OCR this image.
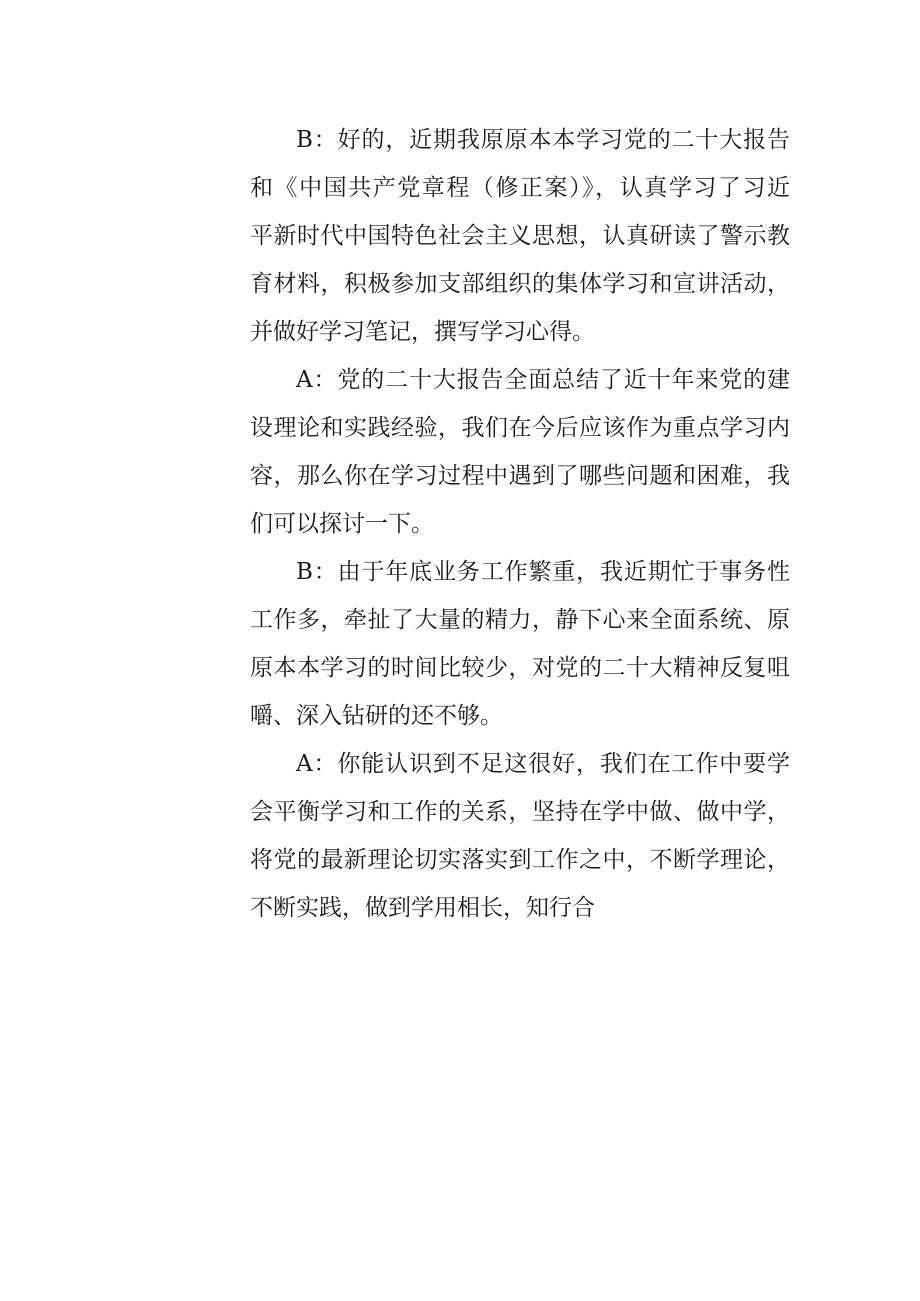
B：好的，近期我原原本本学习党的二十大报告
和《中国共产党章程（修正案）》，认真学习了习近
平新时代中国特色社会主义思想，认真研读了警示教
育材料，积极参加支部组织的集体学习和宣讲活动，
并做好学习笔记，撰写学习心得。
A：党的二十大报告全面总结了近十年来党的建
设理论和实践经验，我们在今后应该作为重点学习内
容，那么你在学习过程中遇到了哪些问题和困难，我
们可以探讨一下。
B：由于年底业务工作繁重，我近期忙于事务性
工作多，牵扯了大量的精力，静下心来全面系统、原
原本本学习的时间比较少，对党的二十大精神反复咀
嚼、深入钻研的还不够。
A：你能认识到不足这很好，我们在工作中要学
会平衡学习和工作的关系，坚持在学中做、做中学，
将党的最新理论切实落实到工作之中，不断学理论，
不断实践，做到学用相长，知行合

--------

_The task:_
Every record above should come back exactly, but without its pictures.

_Answer for the task:_
OCR this image.
B：好的，近期我原原本本学习党的二十大报告
和《中国共产党章程（修正案）》，认真学习了习近
平新时代中国特色社会主义思想，认真研读了警示教
育材料，积极参加支部组织的集体学习和宣讲活动，
并做好学习笔记，撰写学习心得。
A：党的二十大报告全面总结了近十年来党的建
设理论和实践经验，我们在今后应该作为重点学习内
容，那么你在学习过程中遇到了哪些问题和困难，我
们可以探讨一下。
B：由于年底业务工作繁重，我近期忙于事务性
工作多，牵扯了大量的精力，静下心来全面系统、原
原本本学习的时间比较少，对党的二十大精神反复咀
嚼、深入钻研的还不够。
A：你能认识到不足这很好，我们在工作中要学
会平衡学习和工作的关系，坚持在学中做、做中学，
将党的最新理论切实落实到工作之中，不断学理论，
不断实践，做到学用相长，知行合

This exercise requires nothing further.